→ Exercise
Count the lines below that contain the word "alohida", and reply with that number alone.

________________________

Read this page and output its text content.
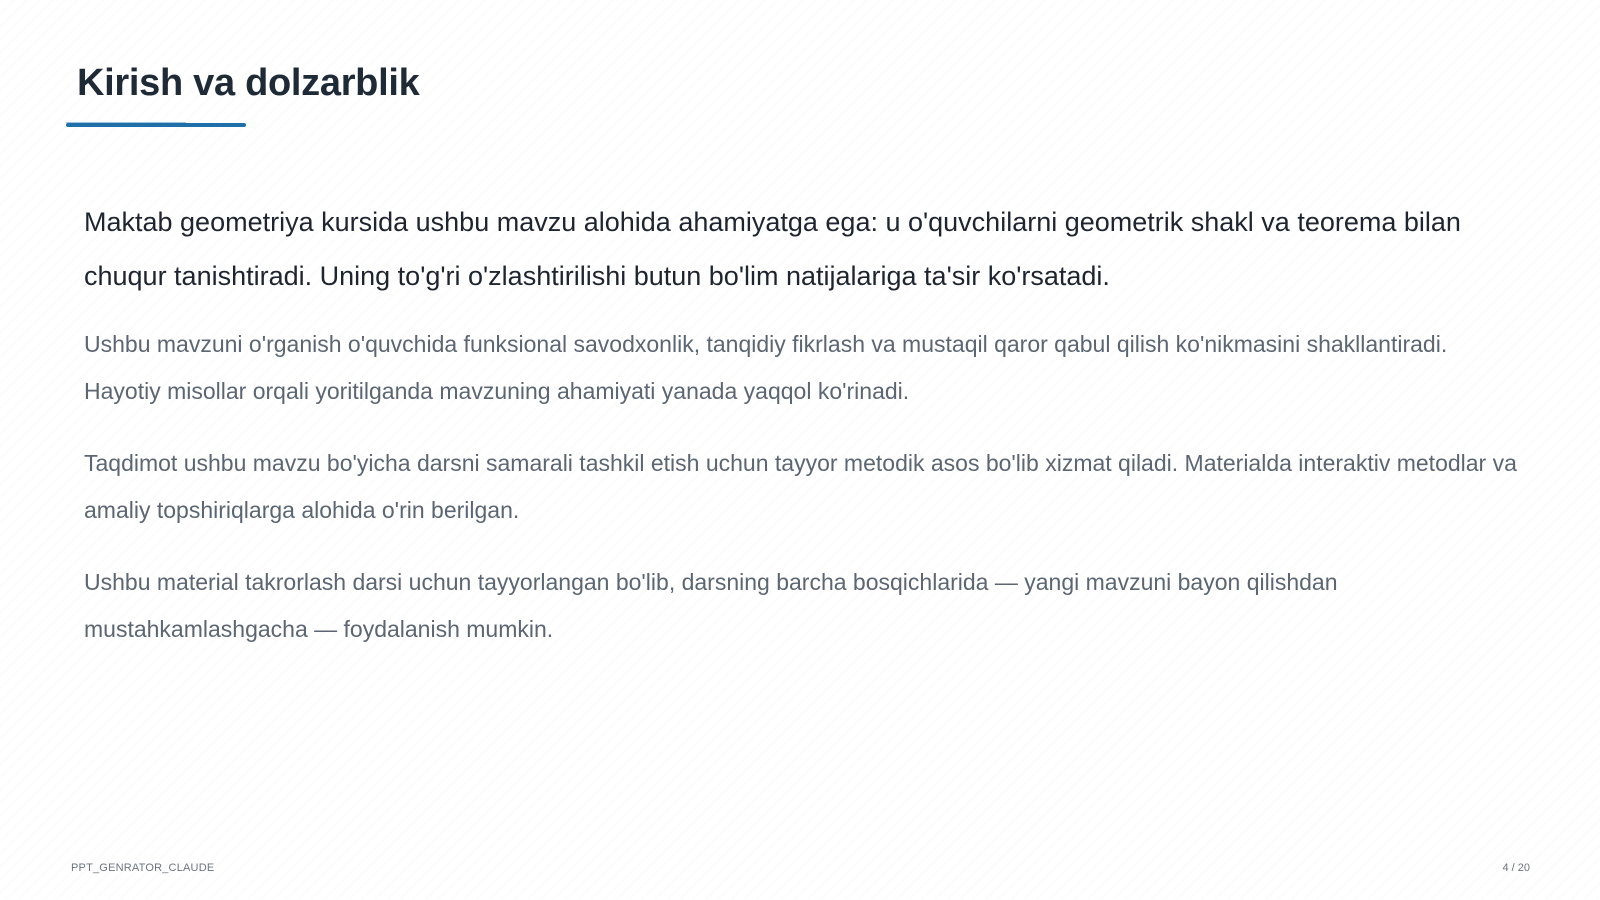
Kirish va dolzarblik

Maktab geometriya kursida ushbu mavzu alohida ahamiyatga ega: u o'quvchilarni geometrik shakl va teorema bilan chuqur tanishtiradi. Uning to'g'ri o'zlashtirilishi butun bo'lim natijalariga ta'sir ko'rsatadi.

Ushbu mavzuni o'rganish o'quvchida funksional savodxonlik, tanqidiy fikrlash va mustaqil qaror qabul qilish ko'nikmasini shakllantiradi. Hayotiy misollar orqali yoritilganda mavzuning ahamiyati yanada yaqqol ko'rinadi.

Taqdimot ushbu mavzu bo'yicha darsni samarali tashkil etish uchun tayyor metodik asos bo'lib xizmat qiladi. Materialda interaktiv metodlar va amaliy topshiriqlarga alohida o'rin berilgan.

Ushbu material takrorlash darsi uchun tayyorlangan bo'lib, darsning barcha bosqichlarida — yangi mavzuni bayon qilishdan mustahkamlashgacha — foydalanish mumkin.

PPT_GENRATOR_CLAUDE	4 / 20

________________________

→ Solution to this problem
2